(Stored dataset items)
━━━━━━━━

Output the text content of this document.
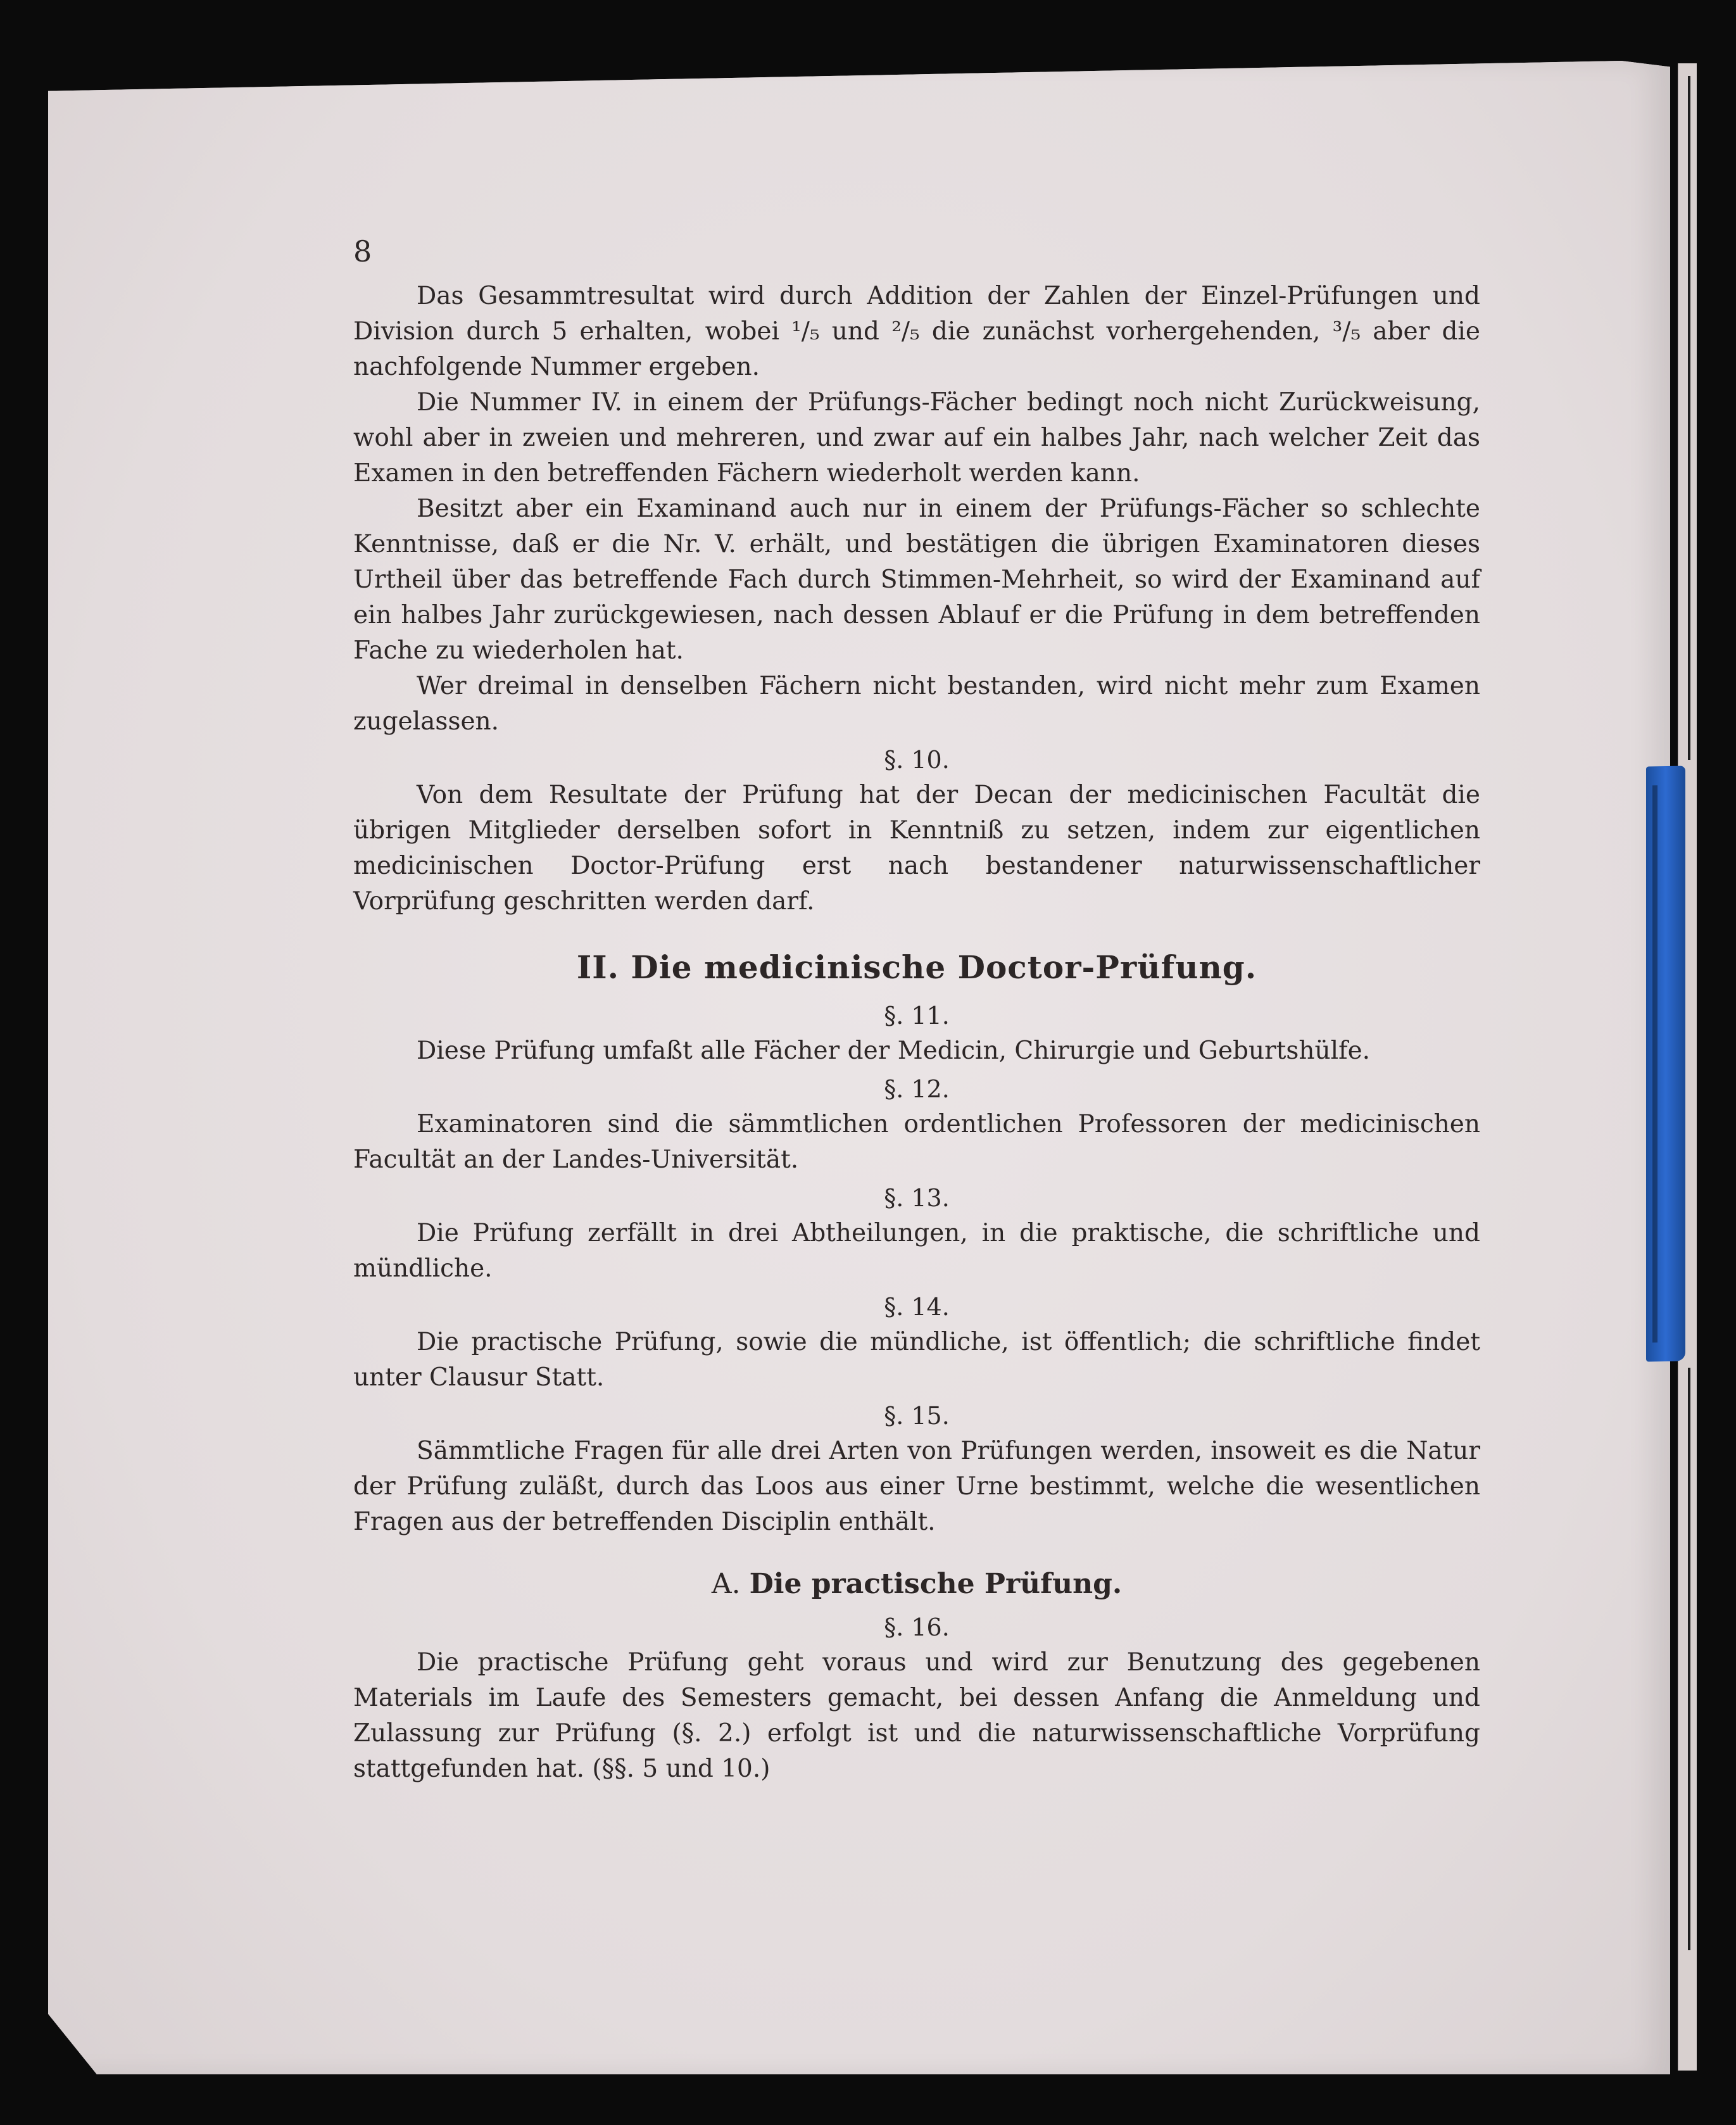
8

Das Gesammtresultat wird durch Addition der Zahlen der Einzel-Prüfungen und Division durch 5 erhalten, wobei ¹/₅ und ²/₅ die zunächst vorhergehenden, ³/₅ aber die nachfolgende Nummer ergeben.

Die Nummer IV. in einem der Prüfungs-Fächer bedingt noch nicht Zurückweisung, wohl aber in zweien und mehreren, und zwar auf ein halbes Jahr, nach welcher Zeit das Examen in den betreffenden Fächern wiederholt werden kann.

Besitzt aber ein Examinand auch nur in einem der Prüfungs-Fächer so schlechte Kenntnisse, daß er die Nr. V. erhält, und bestätigen die übrigen Examinatoren dieses Urtheil über das betreffende Fach durch Stimmen-Mehrheit, so wird der Examinand auf ein halbes Jahr zurückgewiesen, nach dessen Ablauf er die Prüfung in dem betreffenden Fache zu wiederholen hat.

Wer dreimal in denselben Fächern nicht bestanden, wird nicht mehr zum Examen zugelassen.

§. 10.

Von dem Resultate der Prüfung hat der Decan der medicinischen Facultät die übrigen Mitglieder derselben sofort in Kenntniß zu setzen, indem zur eigentlichen medicinischen Doctor-Prüfung erst nach bestandener naturwissenschaftlicher Vorprüfung geschritten werden darf.

II. Die medicinische Doctor-Prüfung.

§. 11.

Diese Prüfung umfaßt alle Fächer der Medicin, Chirurgie und Geburtshülfe.

§. 12.

Examinatoren sind die sämmtlichen ordentlichen Professoren der medicinischen Facultät an der Landes-Universität.

§. 13.

Die Prüfung zerfällt in drei Abtheilungen, in die praktische, die schriftliche und mündliche.

§. 14.

Die practische Prüfung, sowie die mündliche, ist öffentlich; die schriftliche findet unter Clausur Statt.

§. 15.

Sämmtliche Fragen für alle drei Arten von Prüfungen werden, insoweit es die Natur der Prüfung zuläßt, durch das Loos aus einer Urne bestimmt, welche die wesentlichen Fragen aus der betreffenden Disciplin enthält.

A. Die practische Prüfung.

§. 16.

Die practische Prüfung geht voraus und wird zur Benutzung des gegebenen Materials im Laufe des Semesters gemacht, bei dessen Anfang die Anmeldung und Zulassung zur Prüfung (§. 2.) erfolgt ist und die naturwissenschaftliche Vorprüfung stattgefunden hat. (§§. 5 und 10.)
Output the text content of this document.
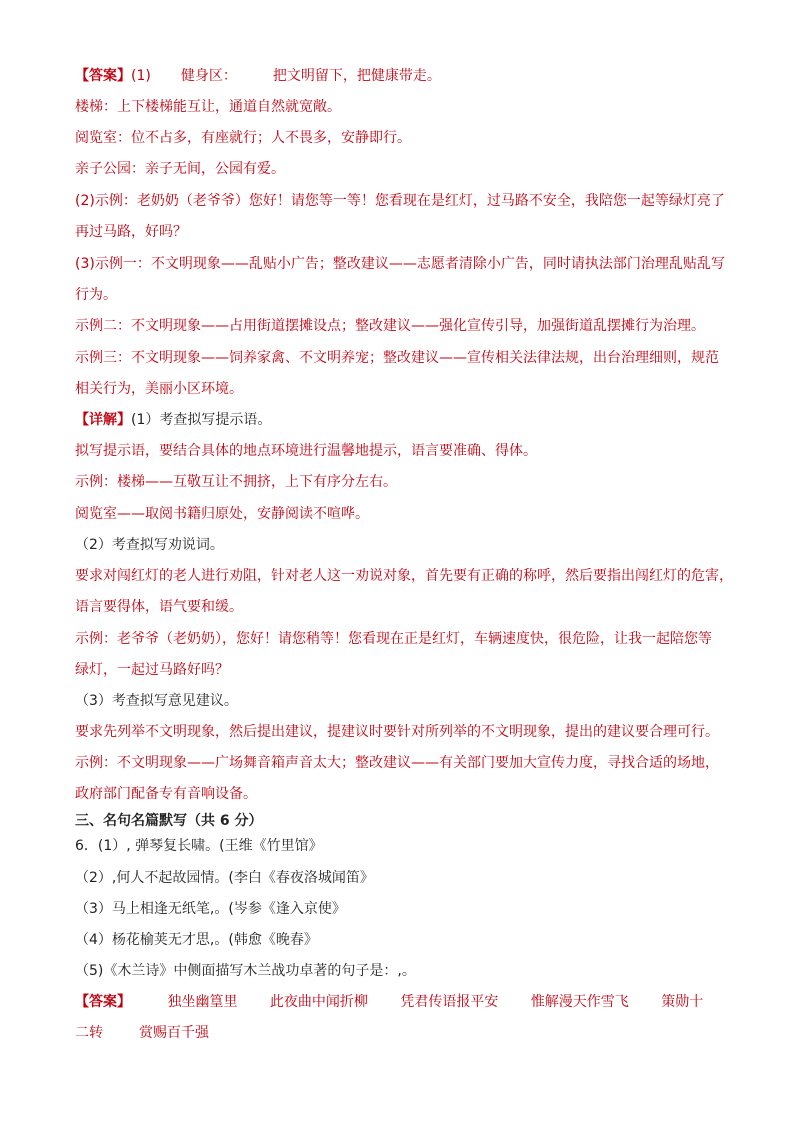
【答案】(1) 健身区：	把文明留下，把健康带走。
楼梯：上下楼梯能互让，通道自然就宽敞。
阅览室：位不占多，有座就行；人不畏多，安静即行。
亲子公园：亲子无间，公园有爱。
(2)示例：老奶奶（老爷爷）您好！请您等一等！您看现在是红灯，过马路不安全，我陪您一起等绿灯亮了
再过马路，好吗？
(3)示例一：不文明现象——乱贴小广告；整改建议——志愿者清除小广告，同时请执法部门治理乱贴乱写
行为。
示例二：不文明现象——占用街道摆摊设点；整改建议——强化宣传引导，加强街道乱摆摊行为治理。
示例三：不文明现象——饲养家禽、不文明养宠；整改建议——宣传相关法律法规，出台治理细则，规范
相关行为，美丽小区环境。
【详解】(1）考查拟写提示语。
拟写提示语，要结合具体的地点环境进行温馨地提示，语言要准确、得体。
示例：楼梯——互敬互让不拥挤，上下有序分左右。
阅览室——取阅书籍归原处，安静阅读不喧哗。
（2）考查拟写劝说词。
要求对闯红灯的老人进行劝阻，针对老人这一劝说对象，首先要有正确的称呼，然后要指出闯红灯的危害，
语言要得体，语气要和缓。
示例：老爷爷（老奶奶），您好！请您稍等！您看现在正是红灯，车辆速度快，很危险，让我一起陪您等
绿灯，一起过马路好吗？
（3）考查拟写意见建议。
要求先列举不文明现象，然后提出建议，提建议时要针对所列举的不文明现象，提出的建议要合理可行。
示例：不文明现象——广场舞音箱声音太大；整改建议——有关部门要加大宣传力度，寻找合适的场地，
政府部门配备专有音响设备。
三、名句名篇默写（共 6 分）
6．(1）, 弹琴复长啸。(王维《竹里馆》
（2）,何人不起故园情。(李白《春夜洛城闻笛》
（3）马上相逢无纸笔,。(岑参《逢入京使》
（4）杨花榆荚无才思,。(韩愈《晚春》
（5)《木兰诗》中侧面描写木兰战功卓著的句子是：,。
【答案】	独坐幽篁里 此夜曲中闻折柳 凭君传语报平安 惟解漫天作雪飞 策勋十
二转	赏赐百千强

━━━━━━━━

What needs to be done =
Restate each entry word for word, please, but drop any images it holds.

Result of the exercise =
Output the text content of this document.
8

Das Gesammtresultat wird durch Addition der Zahlen der Einzel-Prüfungen und Division durch 5 erhalten, wobei ¹/₅ und ²/₅ die zunächst vorhergehenden, ³/₅ aber die nachfolgende Nummer ergeben.

Die Nummer IV. in einem der Prüfungs-Fächer bedingt noch nicht Zurückweisung, wohl aber in zweien und mehreren, und zwar auf ein halbes Jahr, nach welcher Zeit das Examen in den betreffenden Fächern wiederholt werden kann.

Besitzt aber ein Examinand auch nur in einem der Prüfungs-Fächer so schlechte Kenntnisse, daß er die Nr. V. erhält, und bestätigen die übrigen Examinatoren dieses Urtheil über das betreffende Fach durch Stimmen-Mehrheit, so wird der Examinand auf ein halbes Jahr zurückgewiesen, nach dessen Ablauf er die Prüfung in dem betreffenden Fache zu wiederholen hat.

Wer dreimal in denselben Fächern nicht bestanden, wird nicht mehr zum Examen zugelassen.

§. 10.

Von dem Resultate der Prüfung hat der Decan der medicinischen Facultät die übrigen Mitglieder derselben sofort in Kenntniß zu setzen, indem zur eigentlichen medicinischen Doctor-Prüfung erst nach bestandener naturwissenschaftlicher Vorprüfung geschritten werden darf.

II. Die medicinische Doctor-Prüfung.

§. 11.

Diese Prüfung umfaßt alle Fächer der Medicin, Chirurgie und Geburtshülfe.

§. 12.

Examinatoren sind die sämmtlichen ordentlichen Professoren der medicinischen Facultät an der Landes-Universität.

§. 13.

Die Prüfung zerfällt in drei Abtheilungen, in die praktische, die schriftliche und mündliche.

§. 14.

Die practische Prüfung, sowie die mündliche, ist öffentlich; die schriftliche findet unter Clausur Statt.

§. 15.

Sämmtliche Fragen für alle drei Arten von Prüfungen werden, insoweit es die Natur der Prüfung zuläßt, durch das Loos aus einer Urne bestimmt, welche die wesentlichen Fragen aus der betreffenden Disciplin enthält.

A. Die practische Prüfung.

§. 16.

Die practische Prüfung geht voraus und wird zur Benutzung des gegebenen Materials im Laufe des Semesters gemacht, bei dessen Anfang die Anmeldung und Zulassung zur Prüfung (§. 2.) erfolgt ist und die naturwissenschaftliche Vorprüfung stattgefunden hat. (§§. 5 und 10.)
Output the text content of this document.
【答案】(1) 健身区：	把文明留下，把健康带走。
楼梯：上下楼梯能互让，通道自然就宽敞。
阅览室：位不占多，有座就行；人不畏多，安静即行。
亲子公园：亲子无间，公园有爱。
(2)示例：老奶奶（老爷爷）您好！请您等一等！您看现在是红灯，过马路不安全，我陪您一起等绿灯亮了
再过马路，好吗？
(3)示例一：不文明现象——乱贴小广告；整改建议——志愿者清除小广告，同时请执法部门治理乱贴乱写
行为。
示例二：不文明现象——占用街道摆摊设点；整改建议——强化宣传引导，加强街道乱摆摊行为治理。
示例三：不文明现象——饲养家禽、不文明养宠；整改建议——宣传相关法律法规，出台治理细则，规范
相关行为，美丽小区环境。
【详解】(1）考查拟写提示语。
拟写提示语，要结合具体的地点环境进行温馨地提示，语言要准确、得体。
示例：楼梯——互敬互让不拥挤，上下有序分左右。
阅览室——取阅书籍归原处，安静阅读不喧哗。
（2）考查拟写劝说词。
要求对闯红灯的老人进行劝阻，针对老人这一劝说对象，首先要有正确的称呼，然后要指出闯红灯的危害，
语言要得体，语气要和缓。
示例：老爷爷（老奶奶），您好！请您稍等！您看现在正是红灯，车辆速度快，很危险，让我一起陪您等
绿灯，一起过马路好吗？
（3）考查拟写意见建议。
要求先列举不文明现象，然后提出建议，提建议时要针对所列举的不文明现象，提出的建议要合理可行。
示例：不文明现象——广场舞音箱声音太大；整改建议——有关部门要加大宣传力度，寻找合适的场地，
政府部门配备专有音响设备。
三、名句名篇默写（共 6 分）
6．(1）, 弹琴复长啸。(王维《竹里馆》
（2）,何人不起故园情。(李白《春夜洛城闻笛》
（3）马上相逢无纸笔,。(岑参《逢入京使》
（4）杨花榆荚无才思,。(韩愈《晚春》
（5)《木兰诗》中侧面描写木兰战功卓著的句子是：,。
【答案】	独坐幽篁里 此夜曲中闻折柳 凭君传语报平安 惟解漫天作雪飞 策勋十
二转	赏赐百千强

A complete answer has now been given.